_Given request_
Repeat exactly each line of the data provided below.

Stored data entries:
####

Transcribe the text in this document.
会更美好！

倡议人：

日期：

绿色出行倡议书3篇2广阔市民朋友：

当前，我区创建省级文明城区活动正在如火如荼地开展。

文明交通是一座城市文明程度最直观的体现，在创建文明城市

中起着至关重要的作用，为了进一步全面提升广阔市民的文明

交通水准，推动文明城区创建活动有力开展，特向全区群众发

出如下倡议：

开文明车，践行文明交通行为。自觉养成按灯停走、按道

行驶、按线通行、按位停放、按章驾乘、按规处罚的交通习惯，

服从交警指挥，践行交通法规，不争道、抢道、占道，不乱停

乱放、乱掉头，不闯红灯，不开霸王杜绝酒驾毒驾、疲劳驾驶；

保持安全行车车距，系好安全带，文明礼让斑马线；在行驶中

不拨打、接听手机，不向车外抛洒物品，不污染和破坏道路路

####

_Task output_
Transcribe the text in this document.
会更美好！

倡议人：

日期：

绿色出行倡议书3篇2广阔市民朋友：

当前，我区创建省级文明城区活动正在如火如荼地开展。

文明交通是一座城市文明程度最直观的体现，在创建文明城市

中起着至关重要的作用，为了进一步全面提升广阔市民的文明

交通水准，推动文明城区创建活动有力开展，特向全区群众发

出如下倡议：

开文明车，践行文明交通行为。自觉养成按灯停走、按道

行驶、按线通行、按位停放、按章驾乘、按规处罚的交通习惯，

服从交警指挥，践行交通法规，不争道、抢道、占道，不乱停

乱放、乱掉头，不闯红灯，不开霸王杜绝酒驾毒驾、疲劳驾驶；

保持安全行车车距，系好安全带，文明礼让斑马线；在行驶中

不拨打、接听手机，不向车外抛洒物品，不污染和破坏道路路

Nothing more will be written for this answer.